[Problem to solve] For every line in the records that has the word "from", make a copy.

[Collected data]
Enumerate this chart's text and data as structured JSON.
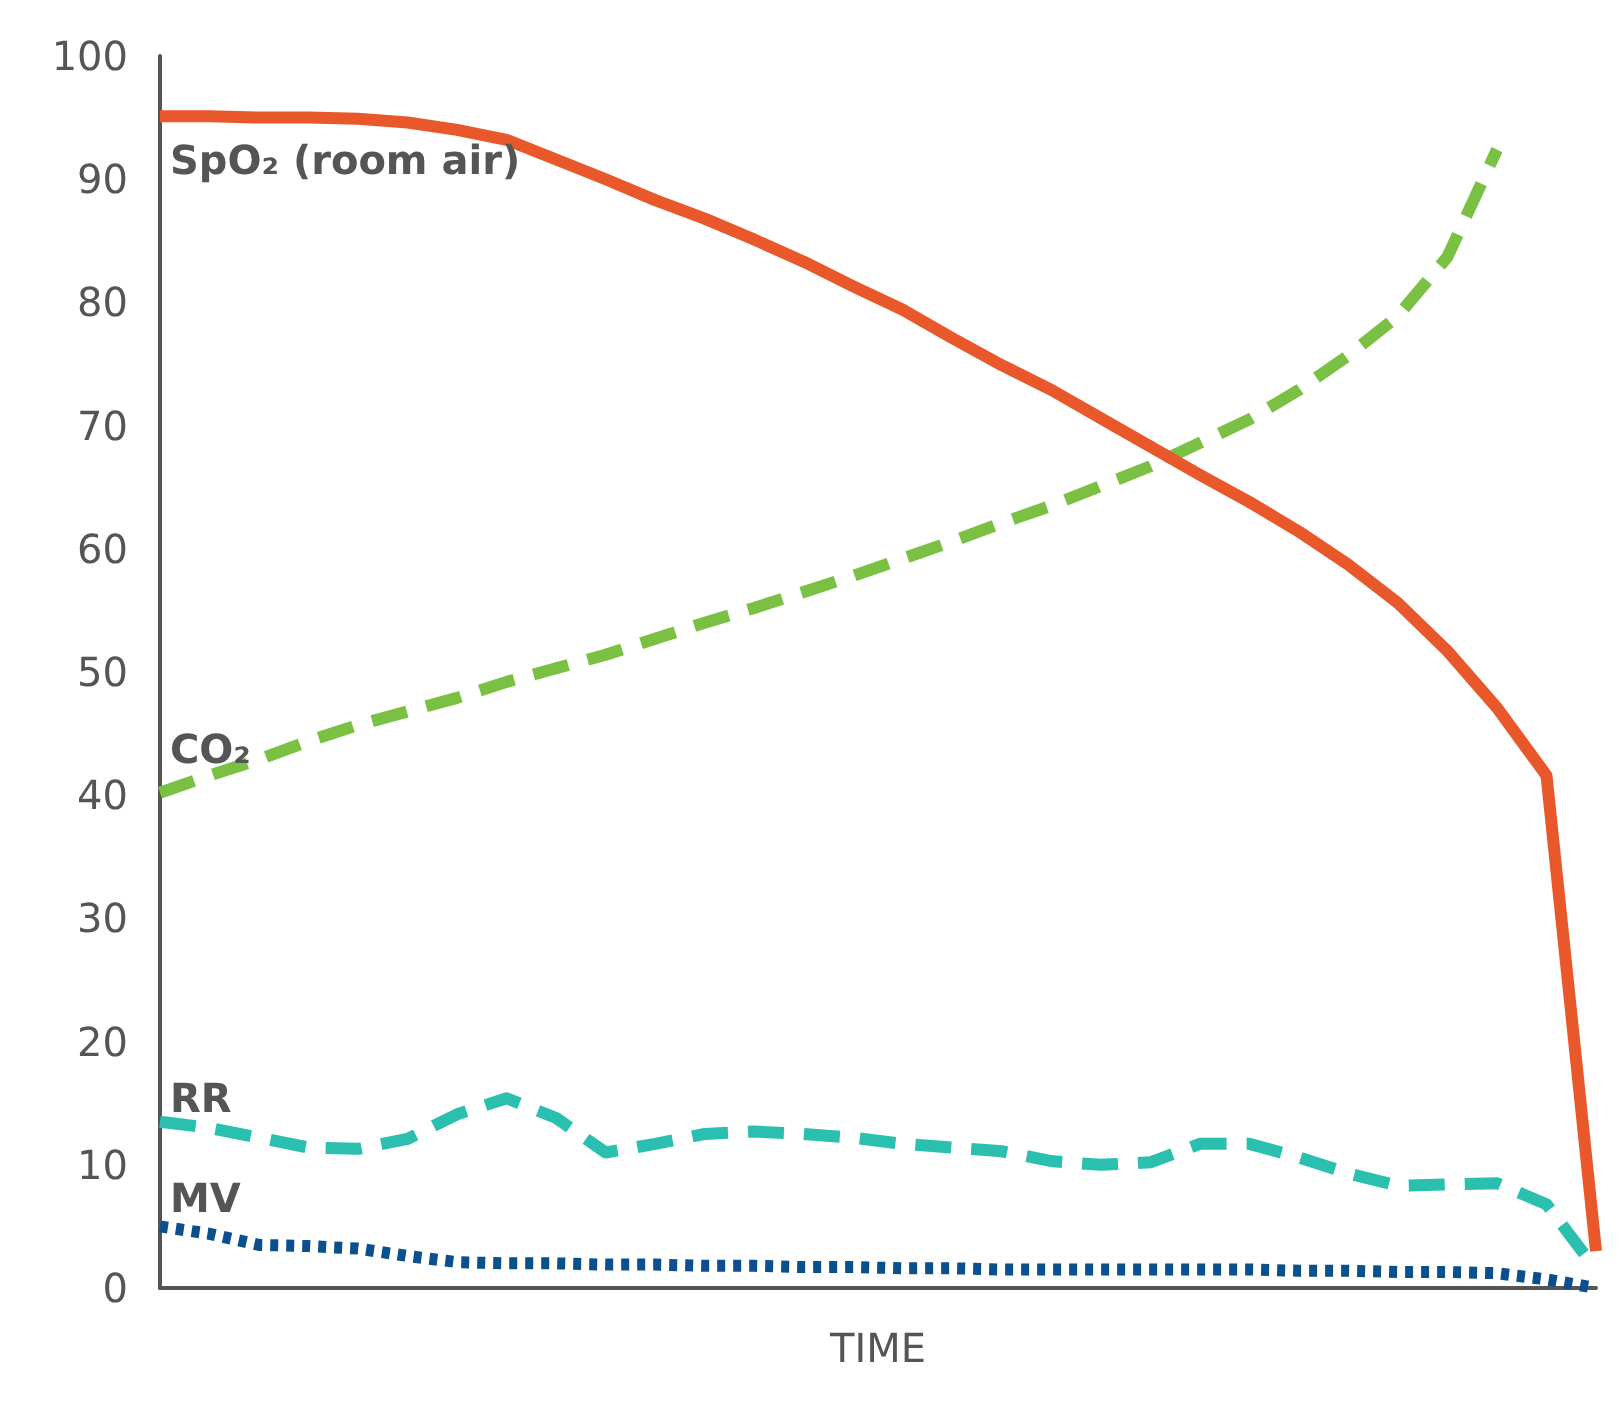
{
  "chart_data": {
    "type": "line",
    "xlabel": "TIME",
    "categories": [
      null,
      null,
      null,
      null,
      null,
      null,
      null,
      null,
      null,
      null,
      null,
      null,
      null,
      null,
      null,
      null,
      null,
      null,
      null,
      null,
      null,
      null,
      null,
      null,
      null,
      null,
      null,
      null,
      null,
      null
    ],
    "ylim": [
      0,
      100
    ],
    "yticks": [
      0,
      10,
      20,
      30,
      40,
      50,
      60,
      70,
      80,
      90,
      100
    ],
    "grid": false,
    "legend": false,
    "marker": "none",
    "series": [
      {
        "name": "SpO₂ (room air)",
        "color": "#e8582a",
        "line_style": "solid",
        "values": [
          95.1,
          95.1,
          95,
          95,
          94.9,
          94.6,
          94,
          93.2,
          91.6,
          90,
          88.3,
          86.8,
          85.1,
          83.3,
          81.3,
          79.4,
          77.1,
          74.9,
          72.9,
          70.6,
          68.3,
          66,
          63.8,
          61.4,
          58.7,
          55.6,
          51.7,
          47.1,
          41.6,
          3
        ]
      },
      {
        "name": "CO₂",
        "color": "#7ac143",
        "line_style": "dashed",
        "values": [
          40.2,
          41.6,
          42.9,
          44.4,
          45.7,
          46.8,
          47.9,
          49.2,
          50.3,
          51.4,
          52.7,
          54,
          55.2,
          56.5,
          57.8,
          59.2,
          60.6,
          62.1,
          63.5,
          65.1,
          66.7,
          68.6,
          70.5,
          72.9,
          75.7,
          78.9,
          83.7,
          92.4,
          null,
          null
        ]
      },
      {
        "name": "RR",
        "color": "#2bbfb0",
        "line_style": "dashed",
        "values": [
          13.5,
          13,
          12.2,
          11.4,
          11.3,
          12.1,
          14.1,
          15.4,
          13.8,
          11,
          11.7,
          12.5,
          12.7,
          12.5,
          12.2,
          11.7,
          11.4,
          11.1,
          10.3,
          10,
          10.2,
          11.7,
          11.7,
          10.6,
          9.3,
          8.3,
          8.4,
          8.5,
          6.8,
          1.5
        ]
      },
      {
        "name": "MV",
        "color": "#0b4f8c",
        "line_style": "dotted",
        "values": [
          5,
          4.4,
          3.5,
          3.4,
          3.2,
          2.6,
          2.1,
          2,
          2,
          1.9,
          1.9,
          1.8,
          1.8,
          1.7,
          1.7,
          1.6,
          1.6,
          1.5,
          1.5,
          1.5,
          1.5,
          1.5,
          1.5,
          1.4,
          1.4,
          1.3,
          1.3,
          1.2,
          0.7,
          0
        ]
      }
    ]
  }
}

--

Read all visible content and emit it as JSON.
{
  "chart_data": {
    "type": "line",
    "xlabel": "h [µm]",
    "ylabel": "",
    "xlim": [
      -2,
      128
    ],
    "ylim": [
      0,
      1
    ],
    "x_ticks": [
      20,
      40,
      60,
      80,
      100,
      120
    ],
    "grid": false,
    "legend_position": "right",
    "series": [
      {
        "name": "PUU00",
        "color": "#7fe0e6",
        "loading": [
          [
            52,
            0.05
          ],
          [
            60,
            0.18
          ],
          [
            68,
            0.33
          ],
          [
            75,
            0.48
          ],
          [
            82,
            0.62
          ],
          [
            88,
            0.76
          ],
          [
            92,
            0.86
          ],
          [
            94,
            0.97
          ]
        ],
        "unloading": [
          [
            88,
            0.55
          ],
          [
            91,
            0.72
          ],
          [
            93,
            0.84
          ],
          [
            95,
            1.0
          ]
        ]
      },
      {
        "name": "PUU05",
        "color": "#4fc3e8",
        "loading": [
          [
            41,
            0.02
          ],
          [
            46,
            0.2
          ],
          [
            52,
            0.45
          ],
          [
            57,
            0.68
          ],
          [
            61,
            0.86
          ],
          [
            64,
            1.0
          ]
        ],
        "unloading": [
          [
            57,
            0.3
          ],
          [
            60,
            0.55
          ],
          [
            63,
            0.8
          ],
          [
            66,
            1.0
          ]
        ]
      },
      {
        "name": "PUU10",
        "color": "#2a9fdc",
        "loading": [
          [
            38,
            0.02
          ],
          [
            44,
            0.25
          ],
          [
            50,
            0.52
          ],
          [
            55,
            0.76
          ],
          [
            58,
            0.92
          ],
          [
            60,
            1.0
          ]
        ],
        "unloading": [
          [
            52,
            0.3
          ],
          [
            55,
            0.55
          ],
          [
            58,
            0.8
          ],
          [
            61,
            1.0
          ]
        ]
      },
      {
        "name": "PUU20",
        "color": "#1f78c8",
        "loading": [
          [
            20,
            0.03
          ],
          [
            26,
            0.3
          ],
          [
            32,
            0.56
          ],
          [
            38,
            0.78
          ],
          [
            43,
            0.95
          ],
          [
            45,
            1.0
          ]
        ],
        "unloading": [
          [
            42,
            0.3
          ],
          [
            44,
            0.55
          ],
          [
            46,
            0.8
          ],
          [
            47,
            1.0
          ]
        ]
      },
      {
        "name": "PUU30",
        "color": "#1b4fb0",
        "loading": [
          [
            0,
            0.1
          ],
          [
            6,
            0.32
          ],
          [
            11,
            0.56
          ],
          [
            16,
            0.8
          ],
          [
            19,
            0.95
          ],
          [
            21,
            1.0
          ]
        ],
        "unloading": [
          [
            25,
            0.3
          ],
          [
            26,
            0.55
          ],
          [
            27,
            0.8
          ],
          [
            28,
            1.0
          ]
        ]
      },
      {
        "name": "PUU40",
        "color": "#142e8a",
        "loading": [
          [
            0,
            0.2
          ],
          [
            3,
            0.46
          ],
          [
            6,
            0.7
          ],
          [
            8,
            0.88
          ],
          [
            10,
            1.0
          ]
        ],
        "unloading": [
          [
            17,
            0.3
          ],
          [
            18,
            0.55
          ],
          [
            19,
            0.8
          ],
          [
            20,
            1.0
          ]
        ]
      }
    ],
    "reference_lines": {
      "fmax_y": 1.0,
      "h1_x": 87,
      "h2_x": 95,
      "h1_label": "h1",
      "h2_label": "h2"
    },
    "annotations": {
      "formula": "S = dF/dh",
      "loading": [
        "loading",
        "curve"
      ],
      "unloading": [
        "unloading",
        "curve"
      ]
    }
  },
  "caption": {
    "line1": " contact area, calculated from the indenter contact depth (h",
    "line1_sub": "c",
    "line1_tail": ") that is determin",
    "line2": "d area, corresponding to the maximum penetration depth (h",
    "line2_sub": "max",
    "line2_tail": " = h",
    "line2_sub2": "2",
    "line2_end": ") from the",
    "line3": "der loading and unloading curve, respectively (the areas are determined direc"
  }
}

[Finished task]
    "line1": " contact area, calculated from the indenter contact depth (h",
    "line2_end": ") from the",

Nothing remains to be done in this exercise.